Start Records for this exercise

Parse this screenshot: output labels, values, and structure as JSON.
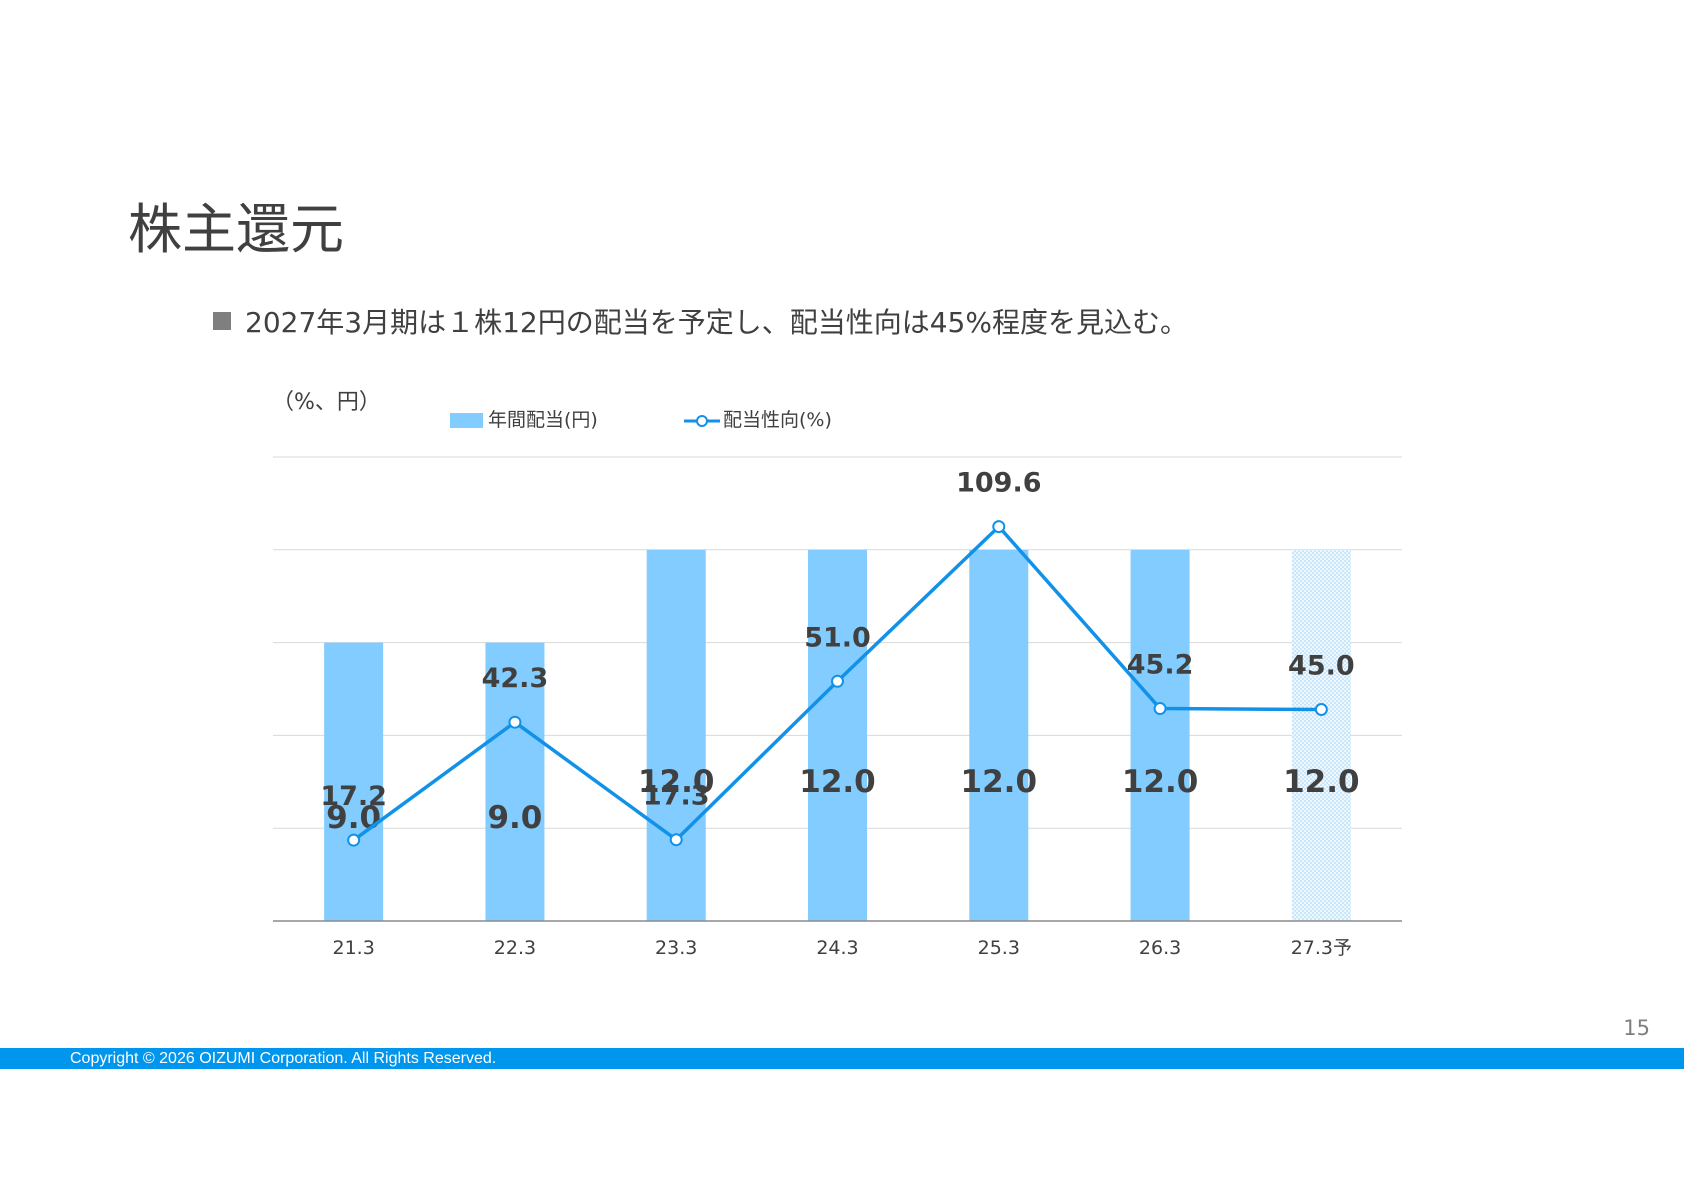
{
  "slide": {
    "title": "株主還元",
    "bullet": "2027年3月期は１株12円の配当を予定し、配当性向は45%程度を見込む。",
    "page_number": "15",
    "copyright": "Copyright © 2026 OIZUMI Corporation. All Rights Reserved."
  },
  "chart_data": {
    "type": "bar+line",
    "unit_label": "（%、円）",
    "categories": [
      "21.3",
      "22.3",
      "23.3",
      "24.3",
      "25.3",
      "26.3",
      "27.3予"
    ],
    "ylim": [
      0,
      15
    ],
    "grid": true,
    "legend_placement": "top",
    "series": [
      {
        "name": "年間配当(円)",
        "kind": "bar",
        "values": [
          9.0,
          9.0,
          12.0,
          12.0,
          12.0,
          12.0,
          12.0
        ],
        "labels": [
          "9.0",
          "9.0",
          "12.0",
          "12.0",
          "12.0",
          "12.0",
          "12.0"
        ],
        "color": "#82ccff",
        "forecast_index": 6
      },
      {
        "name": "配当性向(%)",
        "kind": "line",
        "values": [
          17.2,
          42.3,
          17.3,
          51.0,
          109.6,
          45.2,
          45.0
        ],
        "labels": [
          "17.2",
          "42.3",
          "17.3",
          "51.0",
          "109.6",
          "45.2",
          "45.0"
        ],
        "color": "#1192e8"
      }
    ]
  }
}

End Records for this exercise

● **Task prompt**
Your task is to set down the records shown above exactly, minus any pictures.

● **Answer for the task**
Parse this screenshot: output labels, values, and structure as JSON.
{
  "slide": {
    "title": "株主還元",
    "bullet": "2027年3月期は１株12円の配当を予定し、配当性向は45%程度を見込む。",
    "page_number": "15",
    "copyright": "Copyright © 2026 OIZUMI Corporation. All Rights Reserved."
  },
  "chart_data": {
    "type": "bar+line",
    "unit_label": "（%、円）",
    "categories": [
      "21.3",
      "22.3",
      "23.3",
      "24.3",
      "25.3",
      "26.3",
      "27.3予"
    ],
    "ylim": [
      0,
      15
    ],
    "grid": true,
    "legend_placement": "top",
    "series": [
      {
        "name": "年間配当(円)",
        "kind": "bar",
        "values": [
          9.0,
          9.0,
          12.0,
          12.0,
          12.0,
          12.0,
          12.0
        ],
        "labels": [
          "9.0",
          "9.0",
          "12.0",
          "12.0",
          "12.0",
          "12.0",
          "12.0"
        ],
        "color": "#82ccff",
        "forecast_index": 6
      },
      {
        "name": "配当性向(%)",
        "kind": "line",
        "values": [
          17.2,
          42.3,
          17.3,
          51.0,
          109.6,
          45.2,
          45.0
        ],
        "labels": [
          "17.2",
          "42.3",
          "17.3",
          "51.0",
          "109.6",
          "45.2",
          "45.0"
        ],
        "color": "#1192e8"
      }
    ]
  }
}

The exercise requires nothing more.